[Aim of the task]: Copy all lines of the listing that include the string "Fiscal".

(Dataset rows about figures)
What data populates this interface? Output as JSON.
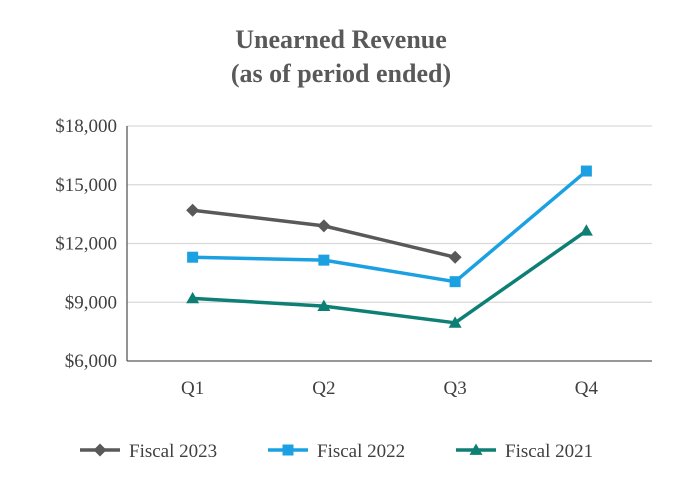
{
  "chart_data": {
    "type": "line",
    "title": "Unearned Revenue",
    "subtitle": "(as of period ended)",
    "xlabel": "",
    "ylabel": "",
    "categories": [
      "Q1",
      "Q2",
      "Q3",
      "Q4"
    ],
    "ylim": [
      6000,
      18000
    ],
    "yticks": [
      6000,
      9000,
      12000,
      15000,
      18000
    ],
    "ytick_labels": [
      "$6,000",
      "$9,000",
      "$12,000",
      "$15,000",
      "$18,000"
    ],
    "grid": true,
    "legend_position": "bottom",
    "series": [
      {
        "name": "Fiscal 2023",
        "color": "#595959",
        "marker": "diamond",
        "values": [
          13700,
          12900,
          11300,
          null
        ]
      },
      {
        "name": "Fiscal 2022",
        "color": "#1ba1e2",
        "marker": "square",
        "values": [
          11300,
          11150,
          10050,
          15700
        ]
      },
      {
        "name": "Fiscal 2021",
        "color": "#0e7f74",
        "marker": "triangle",
        "values": [
          9200,
          8800,
          7950,
          12650
        ]
      }
    ]
  }
}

[Correct output]:
        "name": "Fiscal 2023",
        "name": "Fiscal 2022",
        "name": "Fiscal 2021",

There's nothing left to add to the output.